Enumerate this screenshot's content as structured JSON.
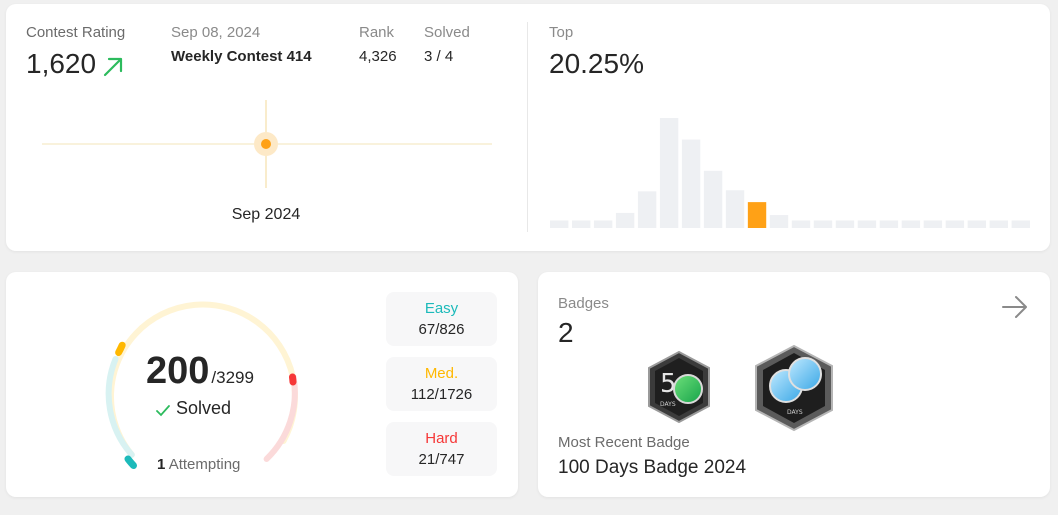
{
  "contest": {
    "rating_label": "Contest Rating",
    "rating_value": "1,620",
    "date": "Sep 08, 2024",
    "contest_name": "Weekly Contest 414",
    "rank_label": "Rank",
    "rank_value": "4,326",
    "solved_label": "Solved",
    "solved_value": "3 / 4",
    "chart_x_label": "Sep 2024",
    "top_label": "Top",
    "top_value": "20.25%"
  },
  "chart_data": [
    {
      "type": "line",
      "x": [
        "Sep 2024"
      ],
      "series": [
        {
          "values": [
            1620
          ]
        }
      ],
      "xlabel": "",
      "ylabel": ""
    },
    {
      "type": "bar",
      "values": [
        7,
        7,
        7,
        14,
        34,
        102,
        82,
        53,
        35,
        24,
        12,
        7,
        7,
        7,
        7,
        7,
        7,
        7,
        7,
        7,
        7,
        7
      ],
      "highlight_index": 9,
      "colors": {
        "bar": "#eef0f3",
        "highlight": "#ffa116"
      }
    }
  ],
  "problems": {
    "solved_count": "200",
    "total": "/3299",
    "solved_label": "Solved",
    "attempting_count": "1",
    "attempting_label": "Attempting",
    "easy_label": "Easy",
    "easy_value": "67/826",
    "med_label": "Med.",
    "med_value": "112/1726",
    "hard_label": "Hard",
    "hard_value": "21/747",
    "colors": {
      "easy": "#1cbaba",
      "medium": "#ffb800",
      "hard": "#f63737"
    }
  },
  "badges": {
    "label": "Badges",
    "count": "2",
    "recent_label": "Most Recent Badge",
    "recent_name": "100 Days Badge 2024",
    "badge_icons": [
      "50-days-badge-icon",
      "100-days-badge-icon"
    ],
    "badge_text": "DAYS"
  }
}
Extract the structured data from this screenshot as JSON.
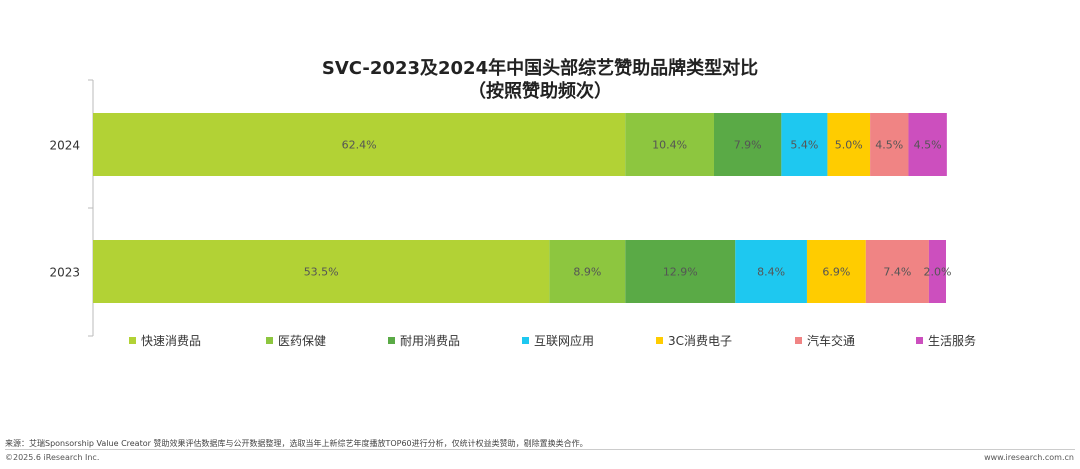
{
  "chart_data": {
    "type": "bar",
    "orientation": "horizontal",
    "stacked": true,
    "title": "SVC-2023及2024年中国头部综艺赞助品牌类型对比",
    "subtitle": "（按照赞助频次）",
    "categories": [
      "2024",
      "2023"
    ],
    "series": [
      {
        "name": "快速消费品",
        "color": "#b2d235",
        "values": [
          62.4,
          53.5
        ],
        "labels": [
          "62.4%",
          "53.5%"
        ]
      },
      {
        "name": "医药保健",
        "color": "#8dc63f",
        "values": [
          10.4,
          8.9
        ],
        "labels": [
          "10.4%",
          "8.9%"
        ]
      },
      {
        "name": "耐用消费品",
        "color": "#5aaa46",
        "values": [
          7.9,
          12.9
        ],
        "labels": [
          "7.9%",
          "12.9%"
        ]
      },
      {
        "name": "互联网应用",
        "color": "#1ec8f0",
        "values": [
          5.4,
          8.4
        ],
        "labels": [
          "5.4%",
          "8.4%"
        ]
      },
      {
        "name": "3C消费电子",
        "color": "#ffcc00",
        "values": [
          5.0,
          6.9
        ],
        "labels": [
          "5.0%",
          "6.9%"
        ]
      },
      {
        "name": "汽车交通",
        "color": "#f08484",
        "values": [
          4.5,
          7.4
        ],
        "labels": [
          "4.5%",
          "7.4%"
        ]
      },
      {
        "name": "生活服务",
        "color": "#cc4fbe",
        "values": [
          4.5,
          2.0
        ],
        "labels": [
          "4.5%",
          "2.0%"
        ]
      }
    ],
    "xlim": [
      0,
      100
    ],
    "grid": false,
    "legend_position": "bottom"
  },
  "footer": {
    "source": "来源：艾瑞Sponsorship Value Creator 赞助效果评估数据库与公开数据整理，选取当年上新综艺年度播放TOP60进行分析，仅统计权益类赞助，剔除置换类合作。",
    "copyright": "©2025.6 iResearch Inc.",
    "url": "www.iresearch.com.cn"
  }
}
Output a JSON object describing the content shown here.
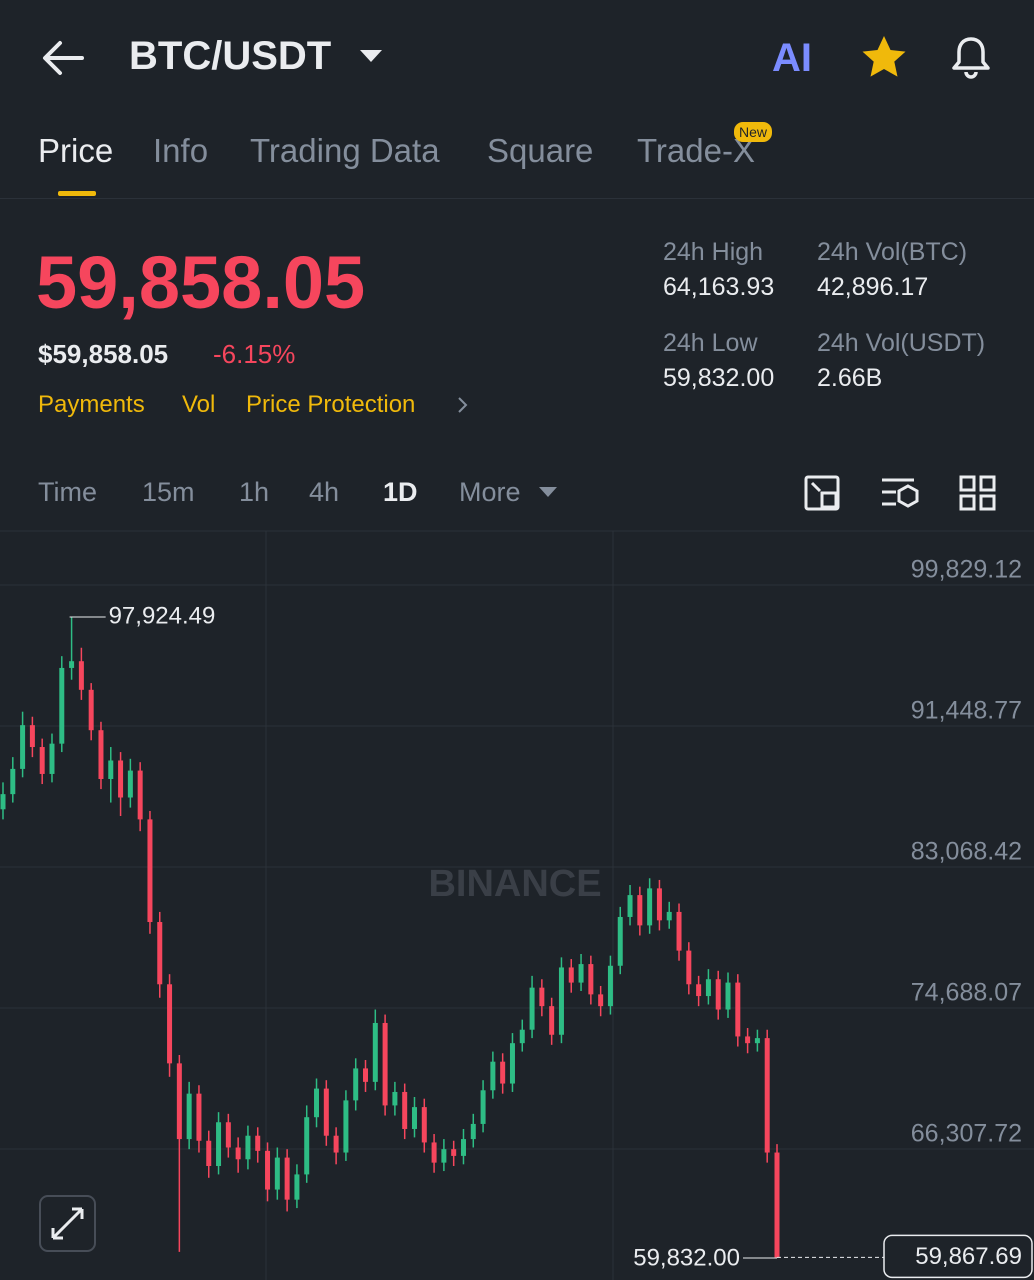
{
  "header": {
    "pair": "BTC/USDT",
    "ai": "AI"
  },
  "tabs": [
    "Price",
    "Info",
    "Trading Data",
    "Square",
    "Trade-X"
  ],
  "badge": "New",
  "price": {
    "last": "59,858.05",
    "usd": "$59,858.05",
    "change": "-6.15%"
  },
  "links": [
    "Payments",
    "Vol",
    "Price Protection"
  ],
  "stats": [
    {
      "label": "24h High",
      "value": "64,163.93"
    },
    {
      "label": "24h Vol(BTC)",
      "value": "42,896.17"
    },
    {
      "label": "24h Low",
      "value": "59,832.00"
    },
    {
      "label": "24h Vol(USDT)",
      "value": "2.66B"
    }
  ],
  "intervals": [
    "Time",
    "15m",
    "1h",
    "4h",
    "1D",
    "More"
  ],
  "chart_data": {
    "type": "candlestick",
    "watermark": "BINANCE",
    "up_color": "#2ebd85",
    "down_color": "#f6465d",
    "ylim": [
      58525,
      103098
    ],
    "yticks": [
      {
        "value": 99829.12,
        "label": "99,829.12"
      },
      {
        "value": 91448.77,
        "label": "91,448.77"
      },
      {
        "value": 83068.42,
        "label": "83,068.42"
      },
      {
        "value": 74688.07,
        "label": "74,688.07"
      },
      {
        "value": 66307.72,
        "label": "66,307.72"
      }
    ],
    "max_label": "97,924.49",
    "min_label": "59,832.00",
    "last_label": "59,867.69",
    "open": [
      86500,
      87400,
      88900,
      91500,
      90200,
      88600,
      90400,
      94900,
      95300,
      93600,
      91200,
      88300,
      89400,
      87200,
      88800,
      85900,
      79800,
      76100,
      71400,
      66900,
      69600,
      66800,
      65300,
      67900,
      66400,
      65700,
      67100,
      66200,
      63900,
      65800,
      63300,
      64800,
      68200,
      69900,
      67100,
      66100,
      69200,
      71100,
      70300,
      73800,
      68900,
      69700,
      67500,
      68800,
      66700,
      65500,
      66300,
      65900,
      66900,
      67800,
      69800,
      71500,
      70200,
      72600,
      73400,
      75900,
      74800,
      73100,
      77100,
      76200,
      77300,
      75500,
      74800,
      77200,
      80100,
      81400,
      79600,
      81800,
      79900,
      80400,
      78100,
      76100,
      75400,
      76400,
      74600,
      76200,
      73000,
      72600,
      72900,
      66100
    ],
    "high": [
      88100,
      89600,
      92300,
      92000,
      90700,
      91000,
      95600,
      97924.49,
      96100,
      94000,
      91700,
      90200,
      89900,
      89500,
      89300,
      86400,
      80400,
      76700,
      71900,
      70300,
      70100,
      67400,
      68500,
      68400,
      67000,
      67700,
      67600,
      66700,
      66400,
      66300,
      65400,
      68900,
      70500,
      70400,
      67600,
      69800,
      71700,
      71600,
      74600,
      74300,
      70300,
      70200,
      69400,
      69300,
      67200,
      66900,
      66800,
      67500,
      68400,
      70400,
      72100,
      72000,
      73200,
      74000,
      76600,
      76400,
      75300,
      77700,
      77600,
      77900,
      77800,
      76000,
      77800,
      80700,
      82000,
      81900,
      82400,
      82300,
      81000,
      80900,
      78600,
      76600,
      77000,
      76900,
      76800,
      76700,
      73500,
      73400,
      73400,
      66600
    ],
    "low": [
      85900,
      86900,
      88400,
      89600,
      88000,
      88100,
      89900,
      94200,
      93000,
      90600,
      87700,
      86900,
      86100,
      86600,
      85200,
      79100,
      75300,
      70600,
      60200,
      66300,
      66100,
      64600,
      64800,
      65800,
      64900,
      65100,
      65500,
      63200,
      63300,
      62600,
      62800,
      64300,
      67600,
      66500,
      65400,
      65600,
      68600,
      69700,
      69800,
      68300,
      68300,
      66900,
      67000,
      66100,
      64900,
      65000,
      65300,
      65400,
      66400,
      67300,
      69300,
      69600,
      69700,
      72100,
      72900,
      74200,
      72500,
      72600,
      75600,
      75700,
      74900,
      74200,
      74300,
      76700,
      79600,
      79000,
      79100,
      79300,
      79400,
      77500,
      75500,
      74800,
      74900,
      74000,
      74100,
      72400,
      72000,
      72100,
      65500,
      59832
    ],
    "close": [
      87400,
      88900,
      91500,
      90200,
      88600,
      90400,
      94900,
      95300,
      93600,
      91200,
      88300,
      89400,
      87200,
      88800,
      85900,
      79800,
      76100,
      71400,
      66900,
      69600,
      66800,
      65300,
      67900,
      66400,
      65700,
      67100,
      66200,
      63900,
      65800,
      63300,
      64800,
      68200,
      69900,
      67100,
      66100,
      69200,
      71100,
      70300,
      73800,
      68900,
      69700,
      67500,
      68800,
      66700,
      65500,
      66300,
      65900,
      66900,
      67800,
      69800,
      71500,
      70200,
      72600,
      73400,
      75900,
      74800,
      73100,
      77100,
      76200,
      77300,
      75500,
      74800,
      77200,
      80100,
      81400,
      79600,
      81800,
      79900,
      80400,
      78100,
      76100,
      75400,
      76400,
      74600,
      76200,
      73000,
      72600,
      72900,
      66100,
      59867.69
    ]
  }
}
===============
▸ **EXERCISE**: From the data above, show each line that contains "JSON".

▸ **COMPLETE RESPONSE**:
Enumerate this screenshot's content as structured JSON.
Extract the structured data from this screenshot as JSON.
Output a JSON object describing the content shown here.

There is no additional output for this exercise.